● Records supplied:
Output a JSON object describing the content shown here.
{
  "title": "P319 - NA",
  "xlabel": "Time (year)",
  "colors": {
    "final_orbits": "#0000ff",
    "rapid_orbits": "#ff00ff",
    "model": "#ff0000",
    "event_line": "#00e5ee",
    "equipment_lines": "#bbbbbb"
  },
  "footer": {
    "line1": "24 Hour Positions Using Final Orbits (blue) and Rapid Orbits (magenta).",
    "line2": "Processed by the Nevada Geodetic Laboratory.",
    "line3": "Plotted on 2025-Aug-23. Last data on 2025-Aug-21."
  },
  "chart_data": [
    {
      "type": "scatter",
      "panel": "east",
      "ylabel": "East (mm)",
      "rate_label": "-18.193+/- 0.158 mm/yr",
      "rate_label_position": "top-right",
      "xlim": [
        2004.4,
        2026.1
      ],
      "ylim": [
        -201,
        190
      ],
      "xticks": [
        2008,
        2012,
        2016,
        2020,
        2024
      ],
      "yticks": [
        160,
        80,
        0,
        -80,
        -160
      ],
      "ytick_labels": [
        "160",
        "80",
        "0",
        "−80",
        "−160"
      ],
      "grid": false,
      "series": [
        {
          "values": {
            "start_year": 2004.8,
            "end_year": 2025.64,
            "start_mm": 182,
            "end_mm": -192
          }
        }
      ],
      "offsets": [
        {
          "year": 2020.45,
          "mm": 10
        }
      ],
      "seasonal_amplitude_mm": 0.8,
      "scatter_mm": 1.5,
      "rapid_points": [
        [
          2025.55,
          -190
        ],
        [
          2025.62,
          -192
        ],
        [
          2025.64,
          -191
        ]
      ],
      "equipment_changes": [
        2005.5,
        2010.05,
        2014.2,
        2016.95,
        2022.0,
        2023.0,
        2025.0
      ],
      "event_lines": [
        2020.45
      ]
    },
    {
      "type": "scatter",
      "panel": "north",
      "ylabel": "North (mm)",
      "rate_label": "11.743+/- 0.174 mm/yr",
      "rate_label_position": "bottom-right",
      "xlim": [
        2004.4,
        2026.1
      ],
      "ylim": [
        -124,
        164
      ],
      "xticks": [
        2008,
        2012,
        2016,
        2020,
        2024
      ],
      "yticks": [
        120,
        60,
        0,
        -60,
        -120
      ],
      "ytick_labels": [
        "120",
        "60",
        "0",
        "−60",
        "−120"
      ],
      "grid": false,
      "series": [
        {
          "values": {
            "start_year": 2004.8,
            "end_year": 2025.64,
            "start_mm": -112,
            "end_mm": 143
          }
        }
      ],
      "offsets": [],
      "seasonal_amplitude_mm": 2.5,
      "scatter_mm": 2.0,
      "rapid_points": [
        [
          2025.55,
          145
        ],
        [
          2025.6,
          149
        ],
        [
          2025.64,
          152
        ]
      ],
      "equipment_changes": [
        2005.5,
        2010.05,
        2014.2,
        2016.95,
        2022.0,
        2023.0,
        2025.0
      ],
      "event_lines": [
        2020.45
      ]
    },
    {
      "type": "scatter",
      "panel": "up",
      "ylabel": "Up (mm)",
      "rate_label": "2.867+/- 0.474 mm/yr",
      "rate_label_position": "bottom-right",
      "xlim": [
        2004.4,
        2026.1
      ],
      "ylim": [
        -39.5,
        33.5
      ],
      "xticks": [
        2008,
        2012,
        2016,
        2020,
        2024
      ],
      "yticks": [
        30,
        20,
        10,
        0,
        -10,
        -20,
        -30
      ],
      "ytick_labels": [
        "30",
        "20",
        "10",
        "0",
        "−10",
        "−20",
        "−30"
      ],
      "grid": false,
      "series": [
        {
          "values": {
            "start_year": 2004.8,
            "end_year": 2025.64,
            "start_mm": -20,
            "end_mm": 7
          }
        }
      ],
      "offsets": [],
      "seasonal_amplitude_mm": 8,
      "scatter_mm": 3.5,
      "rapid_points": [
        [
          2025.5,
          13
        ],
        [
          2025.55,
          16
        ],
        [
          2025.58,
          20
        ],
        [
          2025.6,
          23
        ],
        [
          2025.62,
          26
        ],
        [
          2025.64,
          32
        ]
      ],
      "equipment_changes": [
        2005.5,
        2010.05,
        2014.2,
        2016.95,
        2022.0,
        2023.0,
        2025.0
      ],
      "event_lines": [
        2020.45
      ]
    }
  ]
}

● Instructions to follow: Extract the full set of entries word for word.

● Worked answer:
Output a JSON object describing the content shown here.
{
  "title": "P319 - NA",
  "xlabel": "Time (year)",
  "colors": {
    "final_orbits": "#0000ff",
    "rapid_orbits": "#ff00ff",
    "model": "#ff0000",
    "event_line": "#00e5ee",
    "equipment_lines": "#bbbbbb"
  },
  "footer": {
    "line1": "24 Hour Positions Using Final Orbits (blue) and Rapid Orbits (magenta).",
    "line2": "Processed by the Nevada Geodetic Laboratory.",
    "line3": "Plotted on 2025-Aug-23. Last data on 2025-Aug-21."
  },
  "chart_data": [
    {
      "type": "scatter",
      "panel": "east",
      "ylabel": "East (mm)",
      "rate_label": "-18.193+/- 0.158 mm/yr",
      "rate_label_position": "top-right",
      "xlim": [
        2004.4,
        2026.1
      ],
      "ylim": [
        -201,
        190
      ],
      "xticks": [
        2008,
        2012,
        2016,
        2020,
        2024
      ],
      "yticks": [
        160,
        80,
        0,
        -80,
        -160
      ],
      "ytick_labels": [
        "160",
        "80",
        "0",
        "−80",
        "−160"
      ],
      "grid": false,
      "series": [
        {
          "values": {
            "start_year": 2004.8,
            "end_year": 2025.64,
            "start_mm": 182,
            "end_mm": -192
          }
        }
      ],
      "offsets": [
        {
          "year": 2020.45,
          "mm": 10
        }
      ],
      "seasonal_amplitude_mm": 0.8,
      "scatter_mm": 1.5,
      "rapid_points": [
        [
          2025.55,
          -190
        ],
        [
          2025.62,
          -192
        ],
        [
          2025.64,
          -191
        ]
      ],
      "equipment_changes": [
        2005.5,
        2010.05,
        2014.2,
        2016.95,
        2022.0,
        2023.0,
        2025.0
      ],
      "event_lines": [
        2020.45
      ]
    },
    {
      "type": "scatter",
      "panel": "north",
      "ylabel": "North (mm)",
      "rate_label": "11.743+/- 0.174 mm/yr",
      "rate_label_position": "bottom-right",
      "xlim": [
        2004.4,
        2026.1
      ],
      "ylim": [
        -124,
        164
      ],
      "xticks": [
        2008,
        2012,
        2016,
        2020,
        2024
      ],
      "yticks": [
        120,
        60,
        0,
        -60,
        -120
      ],
      "ytick_labels": [
        "120",
        "60",
        "0",
        "−60",
        "−120"
      ],
      "grid": false,
      "series": [
        {
          "values": {
            "start_year": 2004.8,
            "end_year": 2025.64,
            "start_mm": -112,
            "end_mm": 143
          }
        }
      ],
      "offsets": [],
      "seasonal_amplitude_mm": 2.5,
      "scatter_mm": 2.0,
      "rapid_points": [
        [
          2025.55,
          145
        ],
        [
          2025.6,
          149
        ],
        [
          2025.64,
          152
        ]
      ],
      "equipment_changes": [
        2005.5,
        2010.05,
        2014.2,
        2016.95,
        2022.0,
        2023.0,
        2025.0
      ],
      "event_lines": [
        2020.45
      ]
    },
    {
      "type": "scatter",
      "panel": "up",
      "ylabel": "Up (mm)",
      "rate_label": "2.867+/- 0.474 mm/yr",
      "rate_label_position": "bottom-right",
      "xlim": [
        2004.4,
        2026.1
      ],
      "ylim": [
        -39.5,
        33.5
      ],
      "xticks": [
        2008,
        2012,
        2016,
        2020,
        2024
      ],
      "yticks": [
        30,
        20,
        10,
        0,
        -10,
        -20,
        -30
      ],
      "ytick_labels": [
        "30",
        "20",
        "10",
        "0",
        "−10",
        "−20",
        "−30"
      ],
      "grid": false,
      "series": [
        {
          "values": {
            "start_year": 2004.8,
            "end_year": 2025.64,
            "start_mm": -20,
            "end_mm": 7
          }
        }
      ],
      "offsets": [],
      "seasonal_amplitude_mm": 8,
      "scatter_mm": 3.5,
      "rapid_points": [
        [
          2025.5,
          13
        ],
        [
          2025.55,
          16
        ],
        [
          2025.58,
          20
        ],
        [
          2025.6,
          23
        ],
        [
          2025.62,
          26
        ],
        [
          2025.64,
          32
        ]
      ],
      "equipment_changes": [
        2005.5,
        2010.05,
        2014.2,
        2016.95,
        2022.0,
        2023.0,
        2025.0
      ],
      "event_lines": [
        2020.45
      ]
    }
  ]
}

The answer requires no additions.